▸ Your task: Using the records that follow, copy every line containing the word "GDSE".

Stored data
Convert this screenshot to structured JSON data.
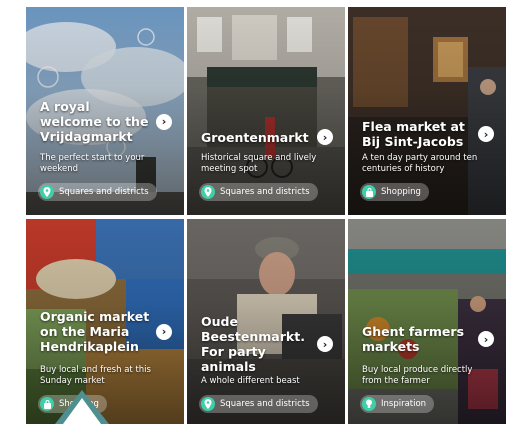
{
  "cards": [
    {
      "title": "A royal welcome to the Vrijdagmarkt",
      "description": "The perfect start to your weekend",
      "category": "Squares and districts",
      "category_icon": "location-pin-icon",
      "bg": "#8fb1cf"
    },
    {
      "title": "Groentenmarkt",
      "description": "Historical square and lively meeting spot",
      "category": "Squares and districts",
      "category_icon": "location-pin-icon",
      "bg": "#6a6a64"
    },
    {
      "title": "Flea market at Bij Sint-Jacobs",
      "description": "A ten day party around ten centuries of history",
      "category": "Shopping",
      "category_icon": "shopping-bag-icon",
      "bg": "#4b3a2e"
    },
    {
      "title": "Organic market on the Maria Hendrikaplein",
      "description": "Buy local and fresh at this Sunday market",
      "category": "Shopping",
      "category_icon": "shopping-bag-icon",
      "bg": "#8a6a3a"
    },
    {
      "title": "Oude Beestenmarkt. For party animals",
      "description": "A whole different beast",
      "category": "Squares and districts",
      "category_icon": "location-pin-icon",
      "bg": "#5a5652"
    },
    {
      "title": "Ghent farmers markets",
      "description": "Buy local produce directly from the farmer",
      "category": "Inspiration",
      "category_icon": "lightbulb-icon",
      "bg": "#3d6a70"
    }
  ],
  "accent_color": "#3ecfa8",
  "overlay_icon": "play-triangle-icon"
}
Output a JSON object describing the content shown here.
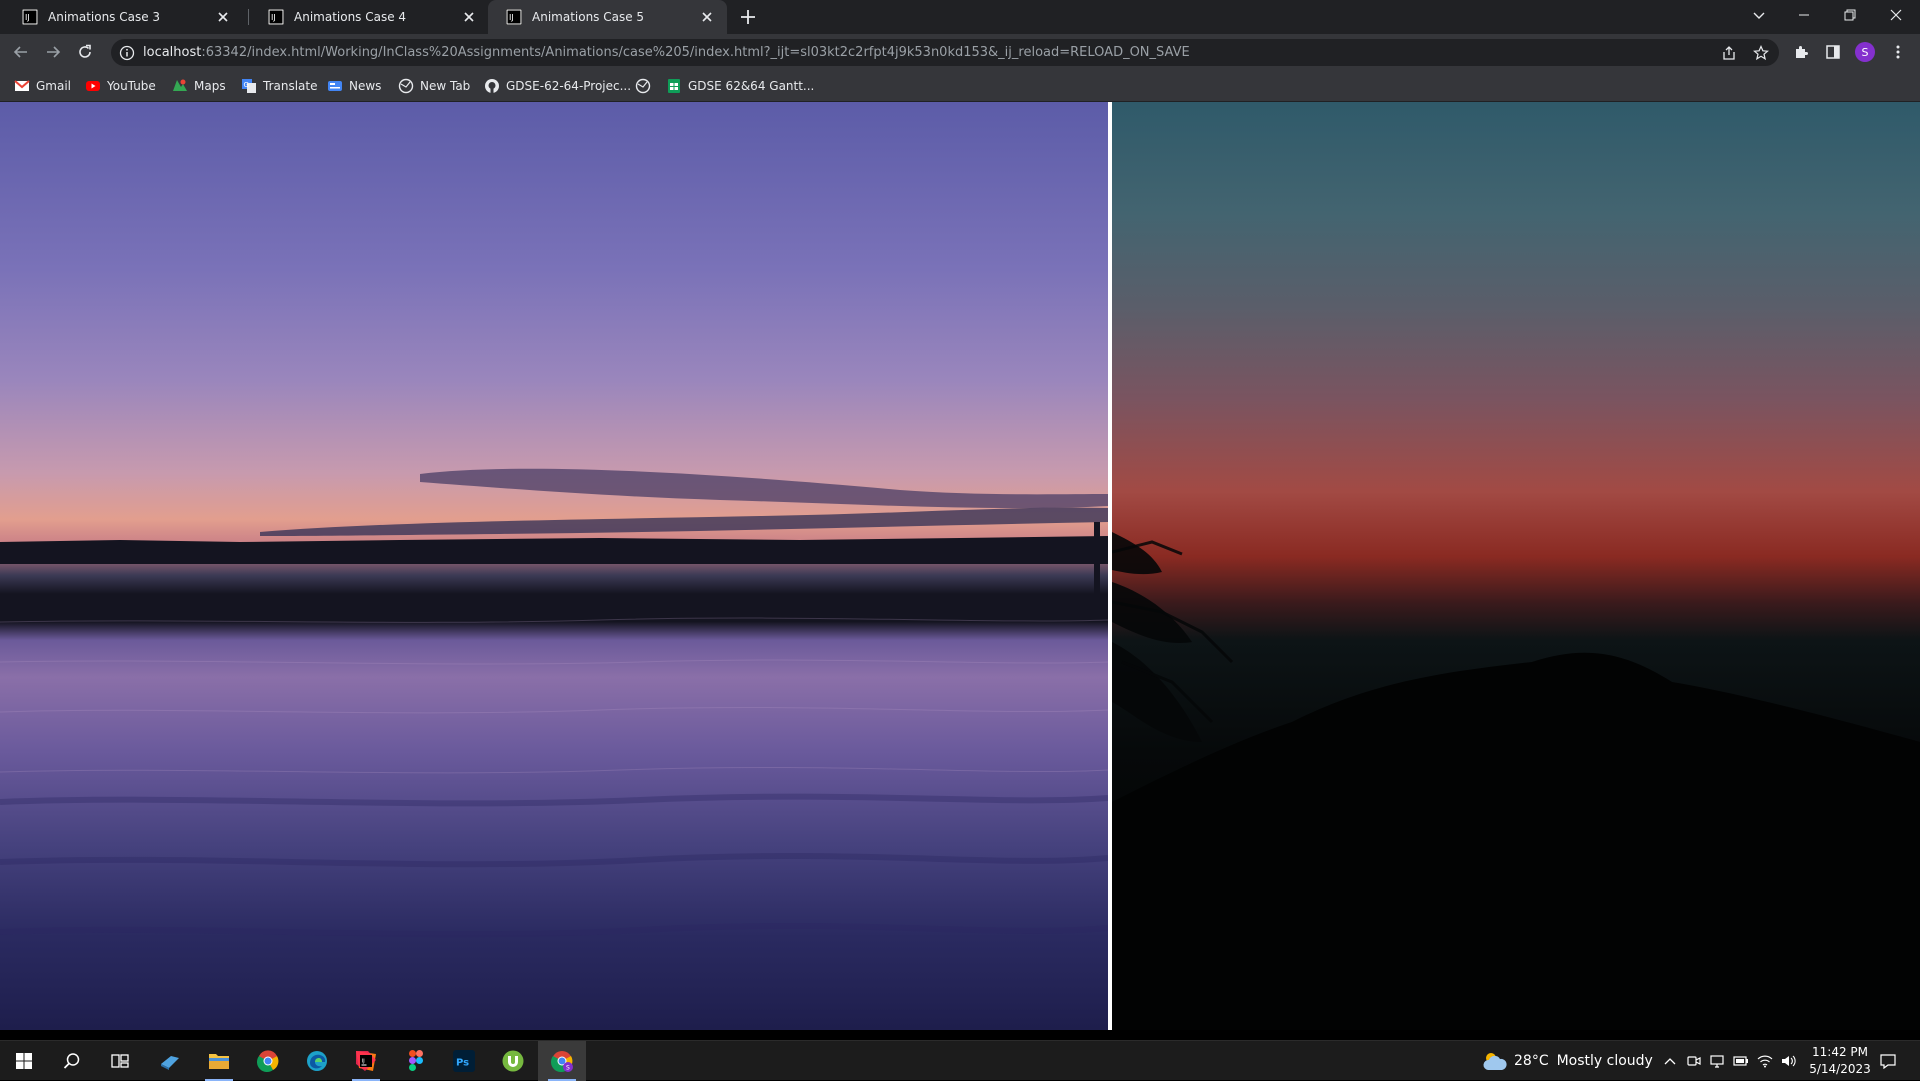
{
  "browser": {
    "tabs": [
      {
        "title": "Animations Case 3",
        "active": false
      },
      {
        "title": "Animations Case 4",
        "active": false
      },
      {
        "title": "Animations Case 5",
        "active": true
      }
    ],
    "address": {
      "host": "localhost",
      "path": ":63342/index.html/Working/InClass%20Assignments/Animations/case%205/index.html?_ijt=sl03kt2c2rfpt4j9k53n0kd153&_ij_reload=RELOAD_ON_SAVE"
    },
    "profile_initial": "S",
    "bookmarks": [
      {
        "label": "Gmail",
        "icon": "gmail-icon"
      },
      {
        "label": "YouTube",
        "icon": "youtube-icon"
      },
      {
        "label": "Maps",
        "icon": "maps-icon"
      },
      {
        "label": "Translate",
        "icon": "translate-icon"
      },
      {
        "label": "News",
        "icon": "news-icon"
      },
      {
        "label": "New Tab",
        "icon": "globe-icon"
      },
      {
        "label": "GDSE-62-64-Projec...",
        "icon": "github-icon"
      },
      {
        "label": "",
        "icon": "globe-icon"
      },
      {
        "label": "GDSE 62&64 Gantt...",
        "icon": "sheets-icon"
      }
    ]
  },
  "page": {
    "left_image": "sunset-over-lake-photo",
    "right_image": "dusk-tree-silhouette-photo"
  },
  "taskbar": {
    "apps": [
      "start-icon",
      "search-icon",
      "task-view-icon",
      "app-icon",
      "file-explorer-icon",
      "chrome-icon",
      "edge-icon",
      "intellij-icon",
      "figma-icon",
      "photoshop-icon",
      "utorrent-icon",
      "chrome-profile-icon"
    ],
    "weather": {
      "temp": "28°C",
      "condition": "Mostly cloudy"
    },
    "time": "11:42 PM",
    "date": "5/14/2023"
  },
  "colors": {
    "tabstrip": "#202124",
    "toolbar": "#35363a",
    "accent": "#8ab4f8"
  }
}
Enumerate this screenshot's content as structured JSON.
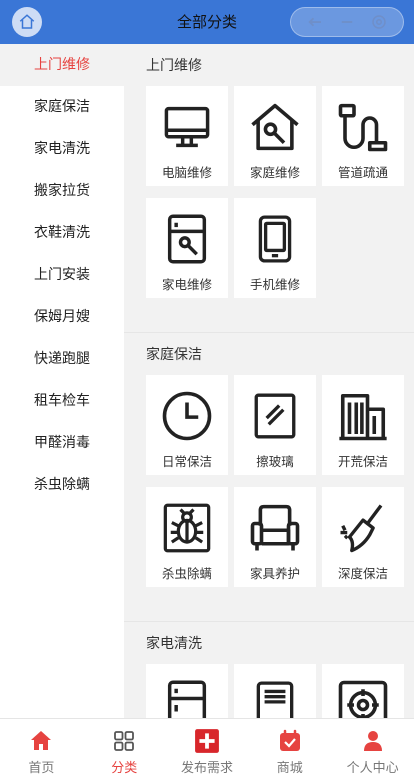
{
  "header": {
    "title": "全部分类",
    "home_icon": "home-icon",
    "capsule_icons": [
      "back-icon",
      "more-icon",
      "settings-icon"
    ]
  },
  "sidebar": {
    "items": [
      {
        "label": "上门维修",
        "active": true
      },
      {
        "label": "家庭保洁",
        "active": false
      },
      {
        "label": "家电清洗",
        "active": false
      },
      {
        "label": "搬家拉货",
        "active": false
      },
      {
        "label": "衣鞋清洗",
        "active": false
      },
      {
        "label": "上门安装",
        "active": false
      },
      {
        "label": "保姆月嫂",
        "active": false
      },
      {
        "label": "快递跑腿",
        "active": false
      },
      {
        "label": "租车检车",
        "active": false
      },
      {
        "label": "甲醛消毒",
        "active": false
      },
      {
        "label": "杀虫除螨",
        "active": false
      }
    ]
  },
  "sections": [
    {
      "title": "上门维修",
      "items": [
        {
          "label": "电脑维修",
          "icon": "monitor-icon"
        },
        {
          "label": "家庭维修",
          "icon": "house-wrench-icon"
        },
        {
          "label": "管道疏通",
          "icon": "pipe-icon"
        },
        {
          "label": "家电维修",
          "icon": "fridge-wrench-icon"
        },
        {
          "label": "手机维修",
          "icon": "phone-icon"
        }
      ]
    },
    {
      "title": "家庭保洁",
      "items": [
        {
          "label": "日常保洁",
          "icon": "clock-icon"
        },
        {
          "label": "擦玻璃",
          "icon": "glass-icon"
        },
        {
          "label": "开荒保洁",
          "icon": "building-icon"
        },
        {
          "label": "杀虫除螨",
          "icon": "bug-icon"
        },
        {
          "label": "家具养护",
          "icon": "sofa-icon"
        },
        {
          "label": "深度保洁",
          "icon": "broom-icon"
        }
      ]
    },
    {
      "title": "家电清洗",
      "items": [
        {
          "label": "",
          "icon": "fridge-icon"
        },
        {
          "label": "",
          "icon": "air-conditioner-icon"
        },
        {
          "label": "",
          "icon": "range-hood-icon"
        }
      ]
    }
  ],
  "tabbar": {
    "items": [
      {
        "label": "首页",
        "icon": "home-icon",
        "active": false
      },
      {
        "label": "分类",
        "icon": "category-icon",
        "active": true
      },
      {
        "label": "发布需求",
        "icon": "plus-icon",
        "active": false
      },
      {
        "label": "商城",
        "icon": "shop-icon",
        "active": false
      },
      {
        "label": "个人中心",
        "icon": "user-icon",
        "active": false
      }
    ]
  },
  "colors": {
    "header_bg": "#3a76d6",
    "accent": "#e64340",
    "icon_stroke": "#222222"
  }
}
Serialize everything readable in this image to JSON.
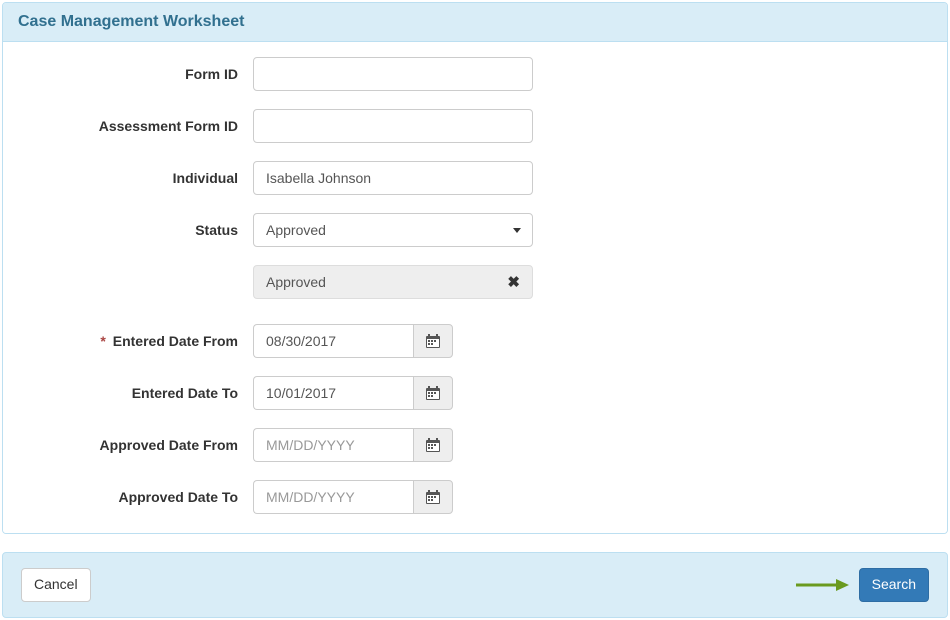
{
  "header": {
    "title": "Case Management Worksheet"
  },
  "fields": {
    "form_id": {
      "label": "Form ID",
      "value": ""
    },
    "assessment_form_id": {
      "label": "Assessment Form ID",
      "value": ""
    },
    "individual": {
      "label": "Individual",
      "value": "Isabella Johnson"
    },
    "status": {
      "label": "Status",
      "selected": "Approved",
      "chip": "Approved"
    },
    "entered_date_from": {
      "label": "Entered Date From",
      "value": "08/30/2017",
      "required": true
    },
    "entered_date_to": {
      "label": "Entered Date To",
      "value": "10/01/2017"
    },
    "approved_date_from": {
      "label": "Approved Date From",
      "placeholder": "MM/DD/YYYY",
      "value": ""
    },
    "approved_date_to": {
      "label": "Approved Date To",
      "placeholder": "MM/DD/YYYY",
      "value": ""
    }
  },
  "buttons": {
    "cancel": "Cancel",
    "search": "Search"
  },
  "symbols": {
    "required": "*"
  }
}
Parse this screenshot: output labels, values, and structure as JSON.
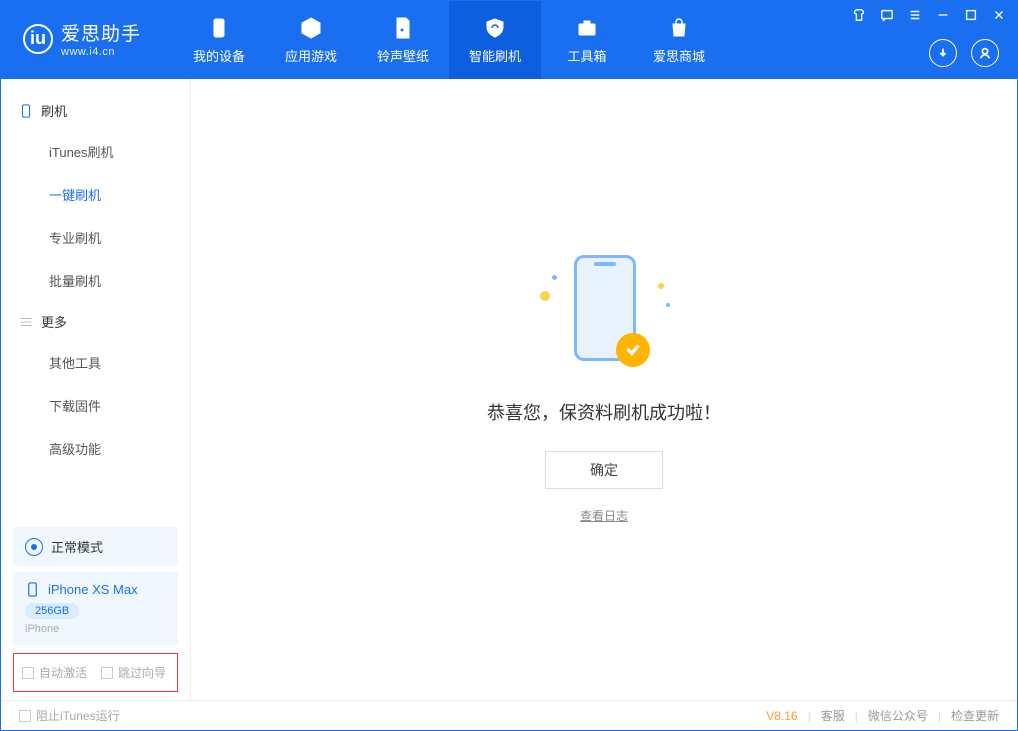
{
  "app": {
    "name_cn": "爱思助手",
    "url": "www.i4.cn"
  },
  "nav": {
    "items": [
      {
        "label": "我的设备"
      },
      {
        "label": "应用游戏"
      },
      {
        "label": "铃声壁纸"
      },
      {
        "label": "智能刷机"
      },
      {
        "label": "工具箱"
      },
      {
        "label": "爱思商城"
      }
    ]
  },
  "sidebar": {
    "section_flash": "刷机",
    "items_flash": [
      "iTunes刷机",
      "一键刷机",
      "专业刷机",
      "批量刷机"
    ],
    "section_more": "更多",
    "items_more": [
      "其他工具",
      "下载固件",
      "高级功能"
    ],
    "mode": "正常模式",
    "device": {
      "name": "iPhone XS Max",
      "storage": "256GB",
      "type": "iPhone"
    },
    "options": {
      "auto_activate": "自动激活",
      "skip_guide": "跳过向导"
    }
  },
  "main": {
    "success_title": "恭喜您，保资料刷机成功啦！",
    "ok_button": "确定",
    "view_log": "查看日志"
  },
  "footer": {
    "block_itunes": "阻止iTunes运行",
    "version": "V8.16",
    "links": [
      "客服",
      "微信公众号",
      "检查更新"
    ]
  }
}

▸ Output below:
        "label": "GDSE-62-64-Projec...",
        "label": "GDSE 62&64 Gantt...",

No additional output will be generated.